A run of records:
----------

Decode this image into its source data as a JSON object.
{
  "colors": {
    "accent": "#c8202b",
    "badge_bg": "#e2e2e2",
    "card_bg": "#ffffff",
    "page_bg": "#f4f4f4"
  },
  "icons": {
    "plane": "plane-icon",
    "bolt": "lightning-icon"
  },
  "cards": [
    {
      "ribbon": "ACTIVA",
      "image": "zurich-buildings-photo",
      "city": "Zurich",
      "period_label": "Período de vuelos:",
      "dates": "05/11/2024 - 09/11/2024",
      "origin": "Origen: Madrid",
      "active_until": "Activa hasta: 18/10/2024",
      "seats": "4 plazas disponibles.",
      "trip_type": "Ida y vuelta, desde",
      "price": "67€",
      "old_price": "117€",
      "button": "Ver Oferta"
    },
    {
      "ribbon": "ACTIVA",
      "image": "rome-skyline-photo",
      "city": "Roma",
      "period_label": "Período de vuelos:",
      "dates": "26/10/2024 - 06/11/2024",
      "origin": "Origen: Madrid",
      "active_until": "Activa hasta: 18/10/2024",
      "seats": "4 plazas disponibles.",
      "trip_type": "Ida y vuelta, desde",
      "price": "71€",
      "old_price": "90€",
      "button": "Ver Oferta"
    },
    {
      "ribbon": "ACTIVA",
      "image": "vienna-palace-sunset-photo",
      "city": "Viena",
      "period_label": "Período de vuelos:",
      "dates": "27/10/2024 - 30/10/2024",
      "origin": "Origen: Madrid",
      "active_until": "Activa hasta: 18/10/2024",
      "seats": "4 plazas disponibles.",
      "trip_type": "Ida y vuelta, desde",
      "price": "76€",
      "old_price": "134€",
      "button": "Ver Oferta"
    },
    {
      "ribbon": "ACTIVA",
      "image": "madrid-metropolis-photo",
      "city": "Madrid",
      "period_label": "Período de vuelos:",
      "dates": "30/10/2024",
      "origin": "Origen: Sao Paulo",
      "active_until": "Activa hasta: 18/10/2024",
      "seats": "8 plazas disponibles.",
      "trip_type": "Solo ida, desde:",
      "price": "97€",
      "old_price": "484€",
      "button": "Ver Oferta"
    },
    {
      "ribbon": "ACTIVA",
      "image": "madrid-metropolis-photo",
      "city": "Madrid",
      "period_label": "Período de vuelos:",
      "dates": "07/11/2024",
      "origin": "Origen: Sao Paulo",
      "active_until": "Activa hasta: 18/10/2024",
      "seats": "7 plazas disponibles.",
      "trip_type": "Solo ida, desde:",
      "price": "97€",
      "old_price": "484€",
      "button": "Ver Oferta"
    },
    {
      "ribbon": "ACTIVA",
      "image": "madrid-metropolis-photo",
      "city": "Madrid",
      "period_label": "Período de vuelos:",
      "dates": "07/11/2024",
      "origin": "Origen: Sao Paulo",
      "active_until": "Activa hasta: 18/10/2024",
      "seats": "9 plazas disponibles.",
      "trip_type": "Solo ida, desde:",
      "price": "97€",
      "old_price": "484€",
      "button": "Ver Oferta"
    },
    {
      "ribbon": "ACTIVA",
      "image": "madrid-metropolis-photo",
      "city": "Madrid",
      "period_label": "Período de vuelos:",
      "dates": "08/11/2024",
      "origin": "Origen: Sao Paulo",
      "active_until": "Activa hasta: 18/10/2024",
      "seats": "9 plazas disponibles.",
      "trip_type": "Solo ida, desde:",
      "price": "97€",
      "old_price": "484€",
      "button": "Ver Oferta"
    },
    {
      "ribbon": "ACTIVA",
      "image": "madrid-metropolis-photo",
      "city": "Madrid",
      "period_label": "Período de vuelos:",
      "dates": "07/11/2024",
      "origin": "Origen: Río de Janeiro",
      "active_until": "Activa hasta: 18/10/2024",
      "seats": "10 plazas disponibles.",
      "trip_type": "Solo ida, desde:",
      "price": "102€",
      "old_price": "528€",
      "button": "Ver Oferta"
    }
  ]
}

----------

* PROBLEM REQUIREMENTS
Retype all the records, matching them exactly.

* SOLUTION FOR THIS TASK
Decode this image into its source data as a JSON object.
{
  "colors": {
    "accent": "#c8202b",
    "badge_bg": "#e2e2e2",
    "card_bg": "#ffffff",
    "page_bg": "#f4f4f4"
  },
  "icons": {
    "plane": "plane-icon",
    "bolt": "lightning-icon"
  },
  "cards": [
    {
      "ribbon": "ACTIVA",
      "image": "zurich-buildings-photo",
      "city": "Zurich",
      "period_label": "Período de vuelos:",
      "dates": "05/11/2024 - 09/11/2024",
      "origin": "Origen: Madrid",
      "active_until": "Activa hasta: 18/10/2024",
      "seats": "4 plazas disponibles.",
      "trip_type": "Ida y vuelta, desde",
      "price": "67€",
      "old_price": "117€",
      "button": "Ver Oferta"
    },
    {
      "ribbon": "ACTIVA",
      "image": "rome-skyline-photo",
      "city": "Roma",
      "period_label": "Período de vuelos:",
      "dates": "26/10/2024 - 06/11/2024",
      "origin": "Origen: Madrid",
      "active_until": "Activa hasta: 18/10/2024",
      "seats": "4 plazas disponibles.",
      "trip_type": "Ida y vuelta, desde",
      "price": "71€",
      "old_price": "90€",
      "button": "Ver Oferta"
    },
    {
      "ribbon": "ACTIVA",
      "image": "vienna-palace-sunset-photo",
      "city": "Viena",
      "period_label": "Período de vuelos:",
      "dates": "27/10/2024 - 30/10/2024",
      "origin": "Origen: Madrid",
      "active_until": "Activa hasta: 18/10/2024",
      "seats": "4 plazas disponibles.",
      "trip_type": "Ida y vuelta, desde",
      "price": "76€",
      "old_price": "134€",
      "button": "Ver Oferta"
    },
    {
      "ribbon": "ACTIVA",
      "image": "madrid-metropolis-photo",
      "city": "Madrid",
      "period_label": "Período de vuelos:",
      "dates": "30/10/2024",
      "origin": "Origen: Sao Paulo",
      "active_until": "Activa hasta: 18/10/2024",
      "seats": "8 plazas disponibles.",
      "trip_type": "Solo ida, desde:",
      "price": "97€",
      "old_price": "484€",
      "button": "Ver Oferta"
    },
    {
      "ribbon": "ACTIVA",
      "image": "madrid-metropolis-photo",
      "city": "Madrid",
      "period_label": "Período de vuelos:",
      "dates": "07/11/2024",
      "origin": "Origen: Sao Paulo",
      "active_until": "Activa hasta: 18/10/2024",
      "seats": "7 plazas disponibles.",
      "trip_type": "Solo ida, desde:",
      "price": "97€",
      "old_price": "484€",
      "button": "Ver Oferta"
    },
    {
      "ribbon": "ACTIVA",
      "image": "madrid-metropolis-photo",
      "city": "Madrid",
      "period_label": "Período de vuelos:",
      "dates": "07/11/2024",
      "origin": "Origen: Sao Paulo",
      "active_until": "Activa hasta: 18/10/2024",
      "seats": "9 plazas disponibles.",
      "trip_type": "Solo ida, desde:",
      "price": "97€",
      "old_price": "484€",
      "button": "Ver Oferta"
    },
    {
      "ribbon": "ACTIVA",
      "image": "madrid-metropolis-photo",
      "city": "Madrid",
      "period_label": "Período de vuelos:",
      "dates": "08/11/2024",
      "origin": "Origen: Sao Paulo",
      "active_until": "Activa hasta: 18/10/2024",
      "seats": "9 plazas disponibles.",
      "trip_type": "Solo ida, desde:",
      "price": "97€",
      "old_price": "484€",
      "button": "Ver Oferta"
    },
    {
      "ribbon": "ACTIVA",
      "image": "madrid-metropolis-photo",
      "city": "Madrid",
      "period_label": "Período de vuelos:",
      "dates": "07/11/2024",
      "origin": "Origen: Río de Janeiro",
      "active_until": "Activa hasta: 18/10/2024",
      "seats": "10 plazas disponibles.",
      "trip_type": "Solo ida, desde:",
      "price": "102€",
      "old_price": "528€",
      "button": "Ver Oferta"
    }
  ]
}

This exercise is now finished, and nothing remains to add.